- **Prompt**
Copy the data below exactly, omitting any picture it contains.

- **Given information**
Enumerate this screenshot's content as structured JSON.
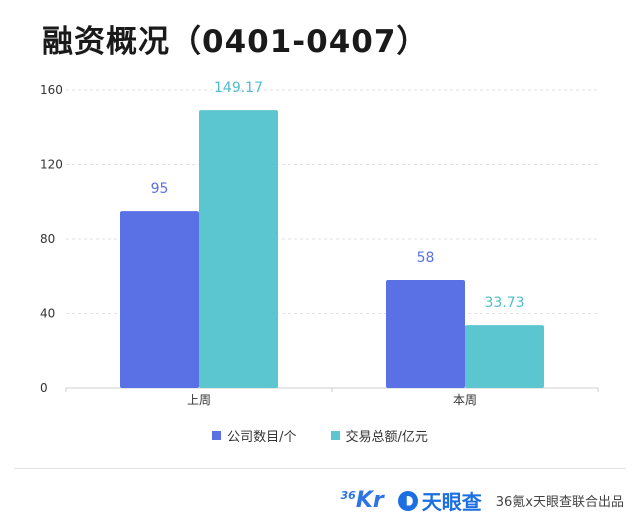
{
  "title": "融资概况（0401-0407）",
  "colors": {
    "companies": "#5a71e6",
    "amount": "#5bc6cf",
    "label_companies": "#5a71e6",
    "label_amount": "#4fbecb"
  },
  "chart_data": {
    "type": "bar",
    "title": "融资概况（0401-0407）",
    "categories": [
      "上周",
      "本周"
    ],
    "series": [
      {
        "name": "公司数目/个",
        "values": [
          95,
          58
        ],
        "labels": [
          "95",
          "58"
        ]
      },
      {
        "name": "交易总额/亿元",
        "values": [
          149.17,
          33.73
        ],
        "labels": [
          "149.17",
          "33.73"
        ]
      }
    ],
    "yticks": [
      "0",
      "40",
      "80",
      "120",
      "160"
    ],
    "ylim": [
      0,
      160
    ],
    "grid": true,
    "legend": "bottom"
  },
  "footer": {
    "logo_36kr_num": "36",
    "logo_36kr_text": "Kr",
    "logo_tyc": "天眼查",
    "credit": "36氪x天眼查联合出品"
  }
}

- **Solved problem**
Enumerate this screenshot's content as structured JSON.
{
  "title": "融资概况（0401-0407）",
  "colors": {
    "companies": "#5a71e6",
    "amount": "#5bc6cf",
    "label_companies": "#5a71e6",
    "label_amount": "#4fbecb"
  },
  "chart_data": {
    "type": "bar",
    "title": "融资概况（0401-0407）",
    "categories": [
      "上周",
      "本周"
    ],
    "series": [
      {
        "name": "公司数目/个",
        "values": [
          95,
          58
        ],
        "labels": [
          "95",
          "58"
        ]
      },
      {
        "name": "交易总额/亿元",
        "values": [
          149.17,
          33.73
        ],
        "labels": [
          "149.17",
          "33.73"
        ]
      }
    ],
    "yticks": [
      "0",
      "40",
      "80",
      "120",
      "160"
    ],
    "ylim": [
      0,
      160
    ],
    "grid": true,
    "legend": "bottom"
  },
  "footer": {
    "logo_36kr_num": "36",
    "logo_36kr_text": "Kr",
    "logo_tyc": "天眼查",
    "credit": "36氪x天眼查联合出品"
  }
}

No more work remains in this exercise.